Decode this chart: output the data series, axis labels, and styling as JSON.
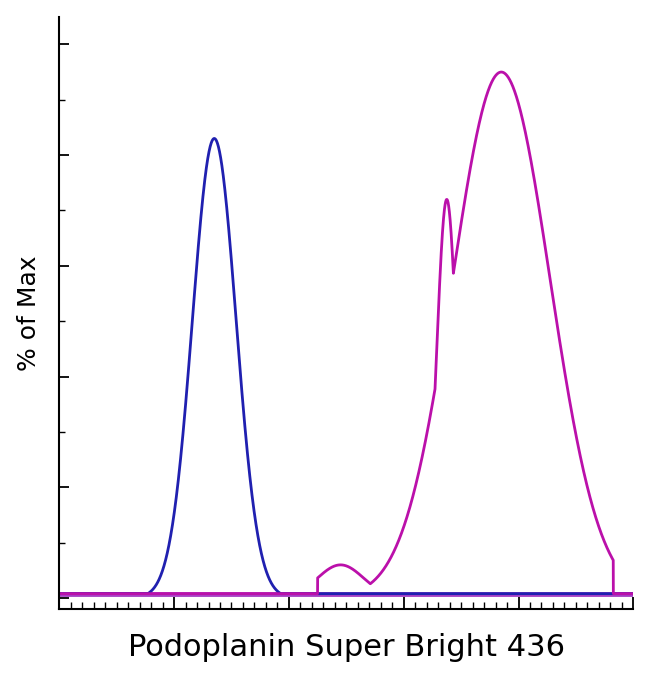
{
  "title": "Podoplanin Super Bright 436",
  "ylabel": "% of Max",
  "background_color": "#ffffff",
  "blue_color": "#2020b0",
  "magenta_color": "#bb10aa",
  "axis_color": "#000000",
  "baseline_color": "#9922bb",
  "xlim": [
    0.0,
    1.0
  ],
  "ylim": [
    -0.02,
    1.05
  ],
  "ylabel_fontsize": 18,
  "xlabel_fontsize": 22,
  "linewidth": 2.0,
  "baseline_linewidth": 3.5,
  "tick_direction": "in"
}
===============
- [WHAT IS REQUIRED]: Return the whole listing, word for word, and leave out every picture.

- [THE REPLY]:
Decode this chart: output the data series, axis labels, and styling as JSON.
{
  "title": "Podoplanin Super Bright 436",
  "ylabel": "% of Max",
  "background_color": "#ffffff",
  "blue_color": "#2020b0",
  "magenta_color": "#bb10aa",
  "axis_color": "#000000",
  "baseline_color": "#9922bb",
  "xlim": [
    0.0,
    1.0
  ],
  "ylim": [
    -0.02,
    1.05
  ],
  "ylabel_fontsize": 18,
  "xlabel_fontsize": 22,
  "linewidth": 2.0,
  "baseline_linewidth": 3.5,
  "tick_direction": "in"
}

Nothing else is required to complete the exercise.